[Set task] Determine the number of lines containing the word "series". Reply with it and nothing else.

** START Data to process **

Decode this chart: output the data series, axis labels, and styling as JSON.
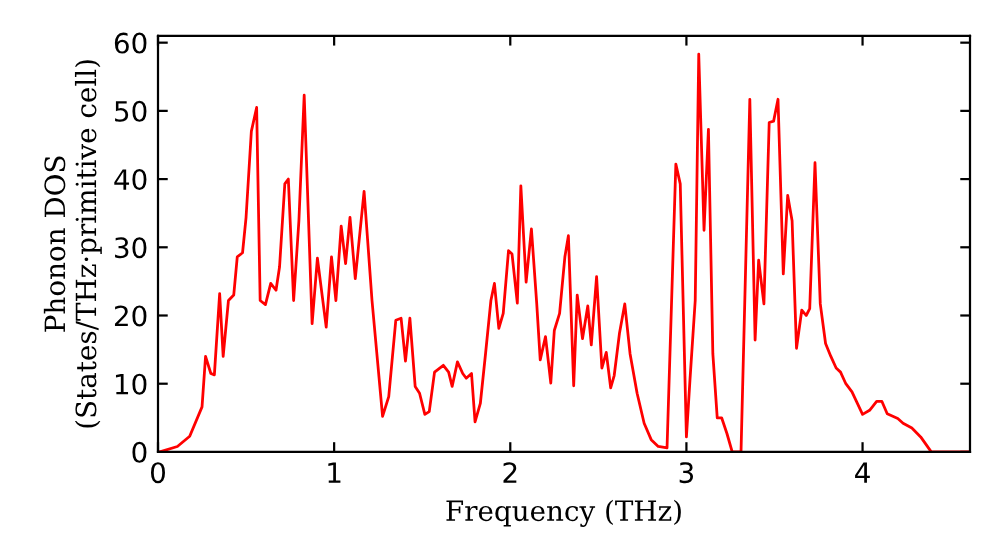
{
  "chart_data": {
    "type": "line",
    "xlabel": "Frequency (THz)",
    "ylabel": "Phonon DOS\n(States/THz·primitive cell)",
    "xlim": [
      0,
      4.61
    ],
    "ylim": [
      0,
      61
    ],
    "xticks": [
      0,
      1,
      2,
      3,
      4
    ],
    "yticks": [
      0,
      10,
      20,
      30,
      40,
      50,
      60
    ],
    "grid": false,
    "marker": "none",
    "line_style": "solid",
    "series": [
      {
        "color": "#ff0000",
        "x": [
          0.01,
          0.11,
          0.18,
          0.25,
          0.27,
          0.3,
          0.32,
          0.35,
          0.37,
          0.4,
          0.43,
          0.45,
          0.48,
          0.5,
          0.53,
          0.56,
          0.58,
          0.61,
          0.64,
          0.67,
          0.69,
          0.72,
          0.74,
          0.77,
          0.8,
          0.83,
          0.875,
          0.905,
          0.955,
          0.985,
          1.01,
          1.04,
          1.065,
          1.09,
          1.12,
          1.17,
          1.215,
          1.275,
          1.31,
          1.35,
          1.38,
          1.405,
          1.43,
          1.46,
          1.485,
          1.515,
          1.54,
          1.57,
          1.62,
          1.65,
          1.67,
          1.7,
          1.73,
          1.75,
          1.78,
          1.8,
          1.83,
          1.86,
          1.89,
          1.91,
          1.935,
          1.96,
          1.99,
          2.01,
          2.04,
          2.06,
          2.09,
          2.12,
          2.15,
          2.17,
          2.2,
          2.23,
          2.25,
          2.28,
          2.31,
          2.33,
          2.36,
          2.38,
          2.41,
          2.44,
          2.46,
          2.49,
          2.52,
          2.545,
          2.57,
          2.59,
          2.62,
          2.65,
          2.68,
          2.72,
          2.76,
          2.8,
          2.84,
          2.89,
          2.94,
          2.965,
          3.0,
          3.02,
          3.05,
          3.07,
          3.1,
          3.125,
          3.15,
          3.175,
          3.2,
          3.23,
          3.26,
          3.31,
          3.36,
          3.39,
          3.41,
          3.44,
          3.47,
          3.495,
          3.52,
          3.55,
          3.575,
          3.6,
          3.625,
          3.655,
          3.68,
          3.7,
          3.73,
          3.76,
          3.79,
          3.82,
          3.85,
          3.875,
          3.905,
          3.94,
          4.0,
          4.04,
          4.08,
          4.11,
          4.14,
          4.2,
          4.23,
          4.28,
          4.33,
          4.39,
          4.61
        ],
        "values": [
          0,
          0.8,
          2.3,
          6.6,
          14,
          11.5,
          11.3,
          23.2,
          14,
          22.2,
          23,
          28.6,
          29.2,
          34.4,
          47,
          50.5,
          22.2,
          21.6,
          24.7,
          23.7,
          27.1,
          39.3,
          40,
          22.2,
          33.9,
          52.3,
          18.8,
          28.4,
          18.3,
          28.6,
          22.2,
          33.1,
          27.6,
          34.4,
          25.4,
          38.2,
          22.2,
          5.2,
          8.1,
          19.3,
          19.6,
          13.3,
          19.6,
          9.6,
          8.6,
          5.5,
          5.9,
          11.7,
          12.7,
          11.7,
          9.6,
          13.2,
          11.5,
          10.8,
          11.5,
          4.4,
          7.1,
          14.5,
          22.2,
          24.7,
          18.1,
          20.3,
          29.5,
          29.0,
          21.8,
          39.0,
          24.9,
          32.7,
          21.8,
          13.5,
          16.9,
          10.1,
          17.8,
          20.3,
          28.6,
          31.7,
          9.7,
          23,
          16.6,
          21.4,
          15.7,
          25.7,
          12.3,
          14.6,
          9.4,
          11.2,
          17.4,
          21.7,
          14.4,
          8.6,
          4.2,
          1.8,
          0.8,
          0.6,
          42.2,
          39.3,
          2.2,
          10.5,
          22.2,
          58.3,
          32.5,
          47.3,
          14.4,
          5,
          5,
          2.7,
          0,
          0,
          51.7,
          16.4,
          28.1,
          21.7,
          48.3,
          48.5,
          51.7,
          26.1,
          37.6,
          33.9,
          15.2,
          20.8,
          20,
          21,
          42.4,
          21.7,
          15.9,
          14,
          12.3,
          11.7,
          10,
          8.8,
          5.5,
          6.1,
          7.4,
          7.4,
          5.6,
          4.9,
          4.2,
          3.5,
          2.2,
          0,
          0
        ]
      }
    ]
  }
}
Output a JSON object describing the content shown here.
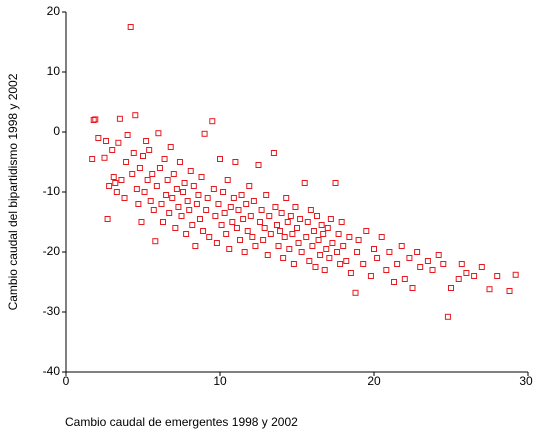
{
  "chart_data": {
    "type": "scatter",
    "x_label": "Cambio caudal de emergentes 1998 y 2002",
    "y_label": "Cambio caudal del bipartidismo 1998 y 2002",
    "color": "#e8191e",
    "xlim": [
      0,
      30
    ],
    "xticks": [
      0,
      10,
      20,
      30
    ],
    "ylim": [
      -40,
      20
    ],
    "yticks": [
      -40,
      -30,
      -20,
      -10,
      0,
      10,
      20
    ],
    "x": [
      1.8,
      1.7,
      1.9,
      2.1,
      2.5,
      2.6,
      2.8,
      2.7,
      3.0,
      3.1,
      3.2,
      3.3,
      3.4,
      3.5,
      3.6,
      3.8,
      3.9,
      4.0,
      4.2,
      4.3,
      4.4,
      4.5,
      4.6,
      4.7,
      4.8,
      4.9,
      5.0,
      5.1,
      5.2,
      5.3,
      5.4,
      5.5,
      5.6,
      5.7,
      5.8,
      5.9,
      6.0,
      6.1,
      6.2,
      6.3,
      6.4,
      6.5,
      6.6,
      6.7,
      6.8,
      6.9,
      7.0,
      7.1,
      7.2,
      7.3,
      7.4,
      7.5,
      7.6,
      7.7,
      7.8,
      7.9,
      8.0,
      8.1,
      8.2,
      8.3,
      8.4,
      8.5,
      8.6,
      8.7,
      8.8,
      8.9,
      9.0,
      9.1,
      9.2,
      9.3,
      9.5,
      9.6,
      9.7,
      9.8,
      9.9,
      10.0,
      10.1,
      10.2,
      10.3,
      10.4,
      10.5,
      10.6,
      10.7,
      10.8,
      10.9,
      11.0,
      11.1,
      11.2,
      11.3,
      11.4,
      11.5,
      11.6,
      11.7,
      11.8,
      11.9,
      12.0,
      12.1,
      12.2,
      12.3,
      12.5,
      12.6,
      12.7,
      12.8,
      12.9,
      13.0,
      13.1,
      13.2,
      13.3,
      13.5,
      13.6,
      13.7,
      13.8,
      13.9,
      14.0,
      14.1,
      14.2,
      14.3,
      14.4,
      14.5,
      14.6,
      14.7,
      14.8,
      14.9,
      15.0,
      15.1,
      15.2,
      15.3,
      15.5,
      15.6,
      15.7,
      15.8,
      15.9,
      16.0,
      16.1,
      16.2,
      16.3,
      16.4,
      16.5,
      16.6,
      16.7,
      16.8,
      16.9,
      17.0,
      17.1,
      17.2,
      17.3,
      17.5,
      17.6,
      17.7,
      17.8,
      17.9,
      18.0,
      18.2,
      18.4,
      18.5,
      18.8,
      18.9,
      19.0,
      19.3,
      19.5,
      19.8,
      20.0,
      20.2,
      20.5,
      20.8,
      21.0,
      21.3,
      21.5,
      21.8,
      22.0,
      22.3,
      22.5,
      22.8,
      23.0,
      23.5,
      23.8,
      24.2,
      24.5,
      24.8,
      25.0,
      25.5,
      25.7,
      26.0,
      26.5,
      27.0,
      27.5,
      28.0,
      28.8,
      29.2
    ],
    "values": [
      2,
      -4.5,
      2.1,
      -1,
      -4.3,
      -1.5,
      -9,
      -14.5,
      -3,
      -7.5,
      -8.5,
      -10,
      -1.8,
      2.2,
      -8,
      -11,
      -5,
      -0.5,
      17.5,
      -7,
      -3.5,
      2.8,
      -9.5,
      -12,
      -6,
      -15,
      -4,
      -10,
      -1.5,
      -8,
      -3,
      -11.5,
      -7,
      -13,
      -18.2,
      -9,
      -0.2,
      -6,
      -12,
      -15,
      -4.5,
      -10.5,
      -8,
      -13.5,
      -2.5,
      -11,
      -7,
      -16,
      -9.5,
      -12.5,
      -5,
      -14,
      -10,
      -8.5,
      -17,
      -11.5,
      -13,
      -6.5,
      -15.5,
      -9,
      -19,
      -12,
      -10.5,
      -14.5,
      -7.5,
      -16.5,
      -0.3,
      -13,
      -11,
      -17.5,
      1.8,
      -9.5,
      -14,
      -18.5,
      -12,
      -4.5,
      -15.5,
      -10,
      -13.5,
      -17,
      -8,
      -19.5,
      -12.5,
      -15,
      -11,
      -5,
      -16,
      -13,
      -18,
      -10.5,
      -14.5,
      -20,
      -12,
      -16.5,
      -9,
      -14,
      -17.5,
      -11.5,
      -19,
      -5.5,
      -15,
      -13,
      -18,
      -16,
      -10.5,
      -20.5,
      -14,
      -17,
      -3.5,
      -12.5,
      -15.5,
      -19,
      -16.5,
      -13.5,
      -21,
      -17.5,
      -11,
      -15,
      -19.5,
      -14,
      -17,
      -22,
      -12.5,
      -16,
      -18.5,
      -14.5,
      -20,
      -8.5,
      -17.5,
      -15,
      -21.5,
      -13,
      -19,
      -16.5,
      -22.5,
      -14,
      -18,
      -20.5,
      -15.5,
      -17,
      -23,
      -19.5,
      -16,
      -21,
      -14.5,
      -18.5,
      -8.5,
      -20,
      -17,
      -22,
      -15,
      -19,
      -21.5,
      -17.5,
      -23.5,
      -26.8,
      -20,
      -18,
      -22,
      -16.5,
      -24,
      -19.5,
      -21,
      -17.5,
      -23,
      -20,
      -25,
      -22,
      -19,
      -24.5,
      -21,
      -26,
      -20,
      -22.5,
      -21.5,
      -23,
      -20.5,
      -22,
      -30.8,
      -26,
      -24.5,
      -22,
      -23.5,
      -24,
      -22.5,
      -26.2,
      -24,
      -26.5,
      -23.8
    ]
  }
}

** END Data to process **

[Response below] 2